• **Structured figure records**

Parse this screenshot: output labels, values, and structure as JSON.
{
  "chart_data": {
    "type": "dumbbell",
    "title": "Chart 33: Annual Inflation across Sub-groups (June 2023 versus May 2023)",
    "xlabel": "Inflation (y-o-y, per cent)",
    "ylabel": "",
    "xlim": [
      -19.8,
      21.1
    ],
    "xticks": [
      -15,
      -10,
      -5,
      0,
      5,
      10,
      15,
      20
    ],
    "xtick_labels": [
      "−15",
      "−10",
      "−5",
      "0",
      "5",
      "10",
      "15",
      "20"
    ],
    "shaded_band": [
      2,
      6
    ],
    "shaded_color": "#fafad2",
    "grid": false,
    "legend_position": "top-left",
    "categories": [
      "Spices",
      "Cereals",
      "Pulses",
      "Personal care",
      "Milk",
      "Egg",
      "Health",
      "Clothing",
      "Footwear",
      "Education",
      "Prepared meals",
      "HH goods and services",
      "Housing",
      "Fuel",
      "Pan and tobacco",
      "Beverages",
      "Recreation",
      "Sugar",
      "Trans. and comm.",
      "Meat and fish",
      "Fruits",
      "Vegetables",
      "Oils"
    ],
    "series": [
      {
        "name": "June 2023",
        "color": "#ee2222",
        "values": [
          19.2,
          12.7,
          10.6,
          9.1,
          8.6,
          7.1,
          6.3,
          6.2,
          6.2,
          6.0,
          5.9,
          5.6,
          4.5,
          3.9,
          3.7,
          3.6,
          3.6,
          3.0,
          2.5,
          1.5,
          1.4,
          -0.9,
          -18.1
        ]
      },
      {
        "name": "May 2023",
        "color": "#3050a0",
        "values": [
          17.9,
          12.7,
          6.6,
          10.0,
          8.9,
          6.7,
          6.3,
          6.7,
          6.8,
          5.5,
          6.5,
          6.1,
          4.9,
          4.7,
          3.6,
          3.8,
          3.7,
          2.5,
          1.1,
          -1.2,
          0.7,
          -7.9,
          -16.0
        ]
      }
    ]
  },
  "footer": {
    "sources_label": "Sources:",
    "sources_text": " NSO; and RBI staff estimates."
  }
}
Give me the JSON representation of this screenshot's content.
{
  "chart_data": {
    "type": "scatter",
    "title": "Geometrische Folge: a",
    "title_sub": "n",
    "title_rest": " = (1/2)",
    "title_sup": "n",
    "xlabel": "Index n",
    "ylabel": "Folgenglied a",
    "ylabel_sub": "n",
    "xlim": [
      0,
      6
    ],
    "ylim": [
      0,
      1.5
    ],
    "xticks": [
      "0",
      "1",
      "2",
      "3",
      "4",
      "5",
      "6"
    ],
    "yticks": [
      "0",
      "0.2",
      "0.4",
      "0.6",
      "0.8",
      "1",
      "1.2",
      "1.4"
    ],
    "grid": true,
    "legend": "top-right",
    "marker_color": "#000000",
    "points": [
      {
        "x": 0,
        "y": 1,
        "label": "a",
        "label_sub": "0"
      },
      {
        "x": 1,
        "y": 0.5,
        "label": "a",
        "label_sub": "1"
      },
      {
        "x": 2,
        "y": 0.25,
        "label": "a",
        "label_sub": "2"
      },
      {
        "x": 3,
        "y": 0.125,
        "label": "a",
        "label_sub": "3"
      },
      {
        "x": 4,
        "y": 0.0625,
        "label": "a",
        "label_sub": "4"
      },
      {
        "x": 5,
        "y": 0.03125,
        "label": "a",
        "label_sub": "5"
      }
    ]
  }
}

• **THE REQUEST**
Report the number of lines in the listing where the string "June" appears, and nothing besides.

• **EXERCISE SOLUTION**
2